#### Task goal
Would you quote every entry exactly, dropping only the pictures?

- - -

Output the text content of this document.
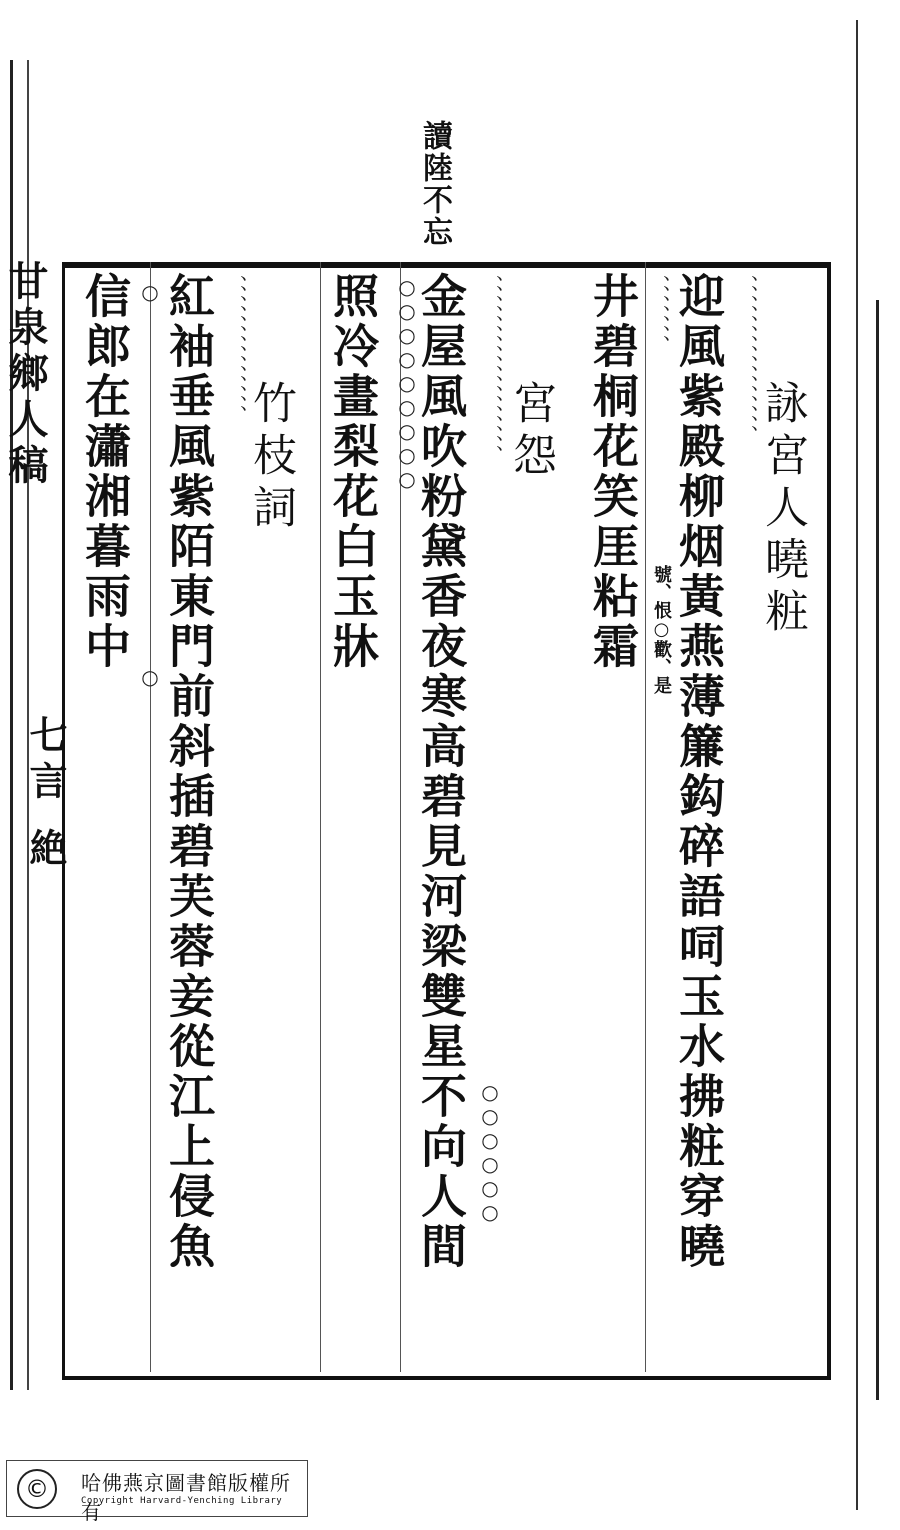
甘泉鄉人稿
七言 絶
讀陸不忘
詠宮人曉粧
迎風紫殿柳烟黃燕薄簾鈎碎語呞玉水拂粧穿曉
井碧桐花笑厓粘霜 號、恨○歡、是
宮怨
金屋風吹粉黛香夜寒高碧見河梁雙星不向人間
照冷畫梨花白玉牀
竹枝詞
紅袖垂風紫陌東門前斜插碧芙蓉妾從江上侵魚
信郎在瀟湘暮雨中	、、、、、、、、、、、、、、、、
、、、、、、、
、、、、、、、、、、、、、、、、、、
○○○○○○○○○
、、、、、、、、、、、、、、
○
○
○○○○○○
©	哈佛燕京圖書館版權所有
Copyright Harvard-Yenching Library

- - -

#### Task answer
Output the text content of this document.
甘泉鄉人稿
七言 絶
讀陸不忘
詠宮人曉粧
迎風紫殿柳烟黃燕薄簾鈎碎語呞玉水拂粧穿曉
井碧桐花笑厓粘霜 號、恨○歡、是
宮怨
金屋風吹粉黛香夜寒高碧見河梁雙星不向人間
照冷畫梨花白玉牀
竹枝詞
紅袖垂風紫陌東門前斜插碧芙蓉妾從江上侵魚
信郎在瀟湘暮雨中	、、、、、、、、、、、、、、、、
、、、、、、、
、、、、、、、、、、、、、、、、、、
○○○○○○○○○
、、、、、、、、、、、、、、
○
○
○○○○○○
©	哈佛燕京圖書館版權所有
Copyright Harvard-Yenching Library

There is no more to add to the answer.